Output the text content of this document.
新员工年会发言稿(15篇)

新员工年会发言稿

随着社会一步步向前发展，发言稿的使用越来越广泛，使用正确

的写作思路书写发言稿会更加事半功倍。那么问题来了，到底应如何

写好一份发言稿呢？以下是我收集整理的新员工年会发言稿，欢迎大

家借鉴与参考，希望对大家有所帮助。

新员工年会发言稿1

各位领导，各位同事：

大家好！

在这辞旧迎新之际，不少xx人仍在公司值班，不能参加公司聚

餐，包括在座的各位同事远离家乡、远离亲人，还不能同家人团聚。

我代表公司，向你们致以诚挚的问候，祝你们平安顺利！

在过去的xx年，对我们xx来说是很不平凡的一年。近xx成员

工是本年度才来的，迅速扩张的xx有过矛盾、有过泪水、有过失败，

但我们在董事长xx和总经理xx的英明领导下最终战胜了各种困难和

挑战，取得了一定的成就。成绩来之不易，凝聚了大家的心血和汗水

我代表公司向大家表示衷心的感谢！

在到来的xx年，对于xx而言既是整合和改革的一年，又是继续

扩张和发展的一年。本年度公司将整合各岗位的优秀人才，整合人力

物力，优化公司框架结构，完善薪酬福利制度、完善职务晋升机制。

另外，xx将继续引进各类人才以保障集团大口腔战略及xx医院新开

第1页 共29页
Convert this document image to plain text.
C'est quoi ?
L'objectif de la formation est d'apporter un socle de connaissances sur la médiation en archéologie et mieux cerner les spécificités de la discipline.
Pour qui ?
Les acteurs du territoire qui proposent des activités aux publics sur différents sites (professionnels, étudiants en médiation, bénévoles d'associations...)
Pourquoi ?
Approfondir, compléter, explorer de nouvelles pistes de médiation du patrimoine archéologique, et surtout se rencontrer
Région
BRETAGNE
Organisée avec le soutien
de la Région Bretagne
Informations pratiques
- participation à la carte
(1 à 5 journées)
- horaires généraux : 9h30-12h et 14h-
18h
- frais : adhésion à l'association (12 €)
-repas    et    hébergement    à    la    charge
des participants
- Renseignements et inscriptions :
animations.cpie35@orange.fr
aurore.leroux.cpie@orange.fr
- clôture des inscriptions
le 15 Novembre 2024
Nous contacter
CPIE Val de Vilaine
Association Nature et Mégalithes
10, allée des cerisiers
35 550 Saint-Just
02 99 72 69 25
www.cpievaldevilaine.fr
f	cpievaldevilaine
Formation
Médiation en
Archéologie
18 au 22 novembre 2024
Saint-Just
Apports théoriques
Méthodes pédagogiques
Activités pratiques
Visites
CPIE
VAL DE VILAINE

◇ ◇ ◇ ◇

Prompt →
Each line of the listing above should be output exactly.

Answer to this problem →
Output the text content of this document.
新员工年会发言稿(15篇)

新员工年会发言稿

随着社会一步步向前发展，发言稿的使用越来越广泛，使用正确

的写作思路书写发言稿会更加事半功倍。那么问题来了，到底应如何

写好一份发言稿呢？以下是我收集整理的新员工年会发言稿，欢迎大

家借鉴与参考，希望对大家有所帮助。

新员工年会发言稿1

各位领导，各位同事：

大家好！

在这辞旧迎新之际，不少xx人仍在公司值班，不能参加公司聚

餐，包括在座的各位同事远离家乡、远离亲人，还不能同家人团聚。

我代表公司，向你们致以诚挚的问候，祝你们平安顺利！

在过去的xx年，对我们xx来说是很不平凡的一年。近xx成员

工是本年度才来的，迅速扩张的xx有过矛盾、有过泪水、有过失败，

但我们在董事长xx和总经理xx的英明领导下最终战胜了各种困难和

挑战，取得了一定的成就。成绩来之不易，凝聚了大家的心血和汗水

我代表公司向大家表示衷心的感谢！

在到来的xx年，对于xx而言既是整合和改革的一年，又是继续

扩张和发展的一年。本年度公司将整合各岗位的优秀人才，整合人力

物力，优化公司框架结构，完善薪酬福利制度、完善职务晋升机制。

另外，xx将继续引进各类人才以保障集团大口腔战略及xx医院新开

第1页 共29页
Convert this document image to plain text.
C'est quoi ?
L'objectif de la formation est d'apporter un socle de connaissances sur la médiation en archéologie et mieux cerner les spécificités de la discipline.
Pour qui ?
Les acteurs du territoire qui proposent des activités aux publics sur différents sites (professionnels, étudiants en médiation, bénévoles d'associations...)
Pourquoi ?
Approfondir, compléter, explorer de nouvelles pistes de médiation du patrimoine archéologique, et surtout se rencontrer
Région
BRETAGNE
Organisée avec le soutien
de la Région Bretagne
Informations pratiques
- participation à la carte
(1 à 5 journées)
- horaires généraux : 9h30-12h et 14h-
18h
- frais : adhésion à l'association (12 €)
-repas    et    hébergement    à    la    charge
des participants
- Renseignements et inscriptions :
animations.cpie35@orange.fr
aurore.leroux.cpie@orange.fr
- clôture des inscriptions
le 15 Novembre 2024
Nous contacter
CPIE Val de Vilaine
Association Nature et Mégalithes
10, allée des cerisiers
35 550 Saint-Just
02 99 72 69 25
www.cpievaldevilaine.fr
f	cpievaldevilaine
Formation
Médiation en
Archéologie
18 au 22 novembre 2024
Saint-Just
Apports théoriques
Méthodes pédagogiques
Activités pratiques
Visites
CPIE
VAL DE VILAINE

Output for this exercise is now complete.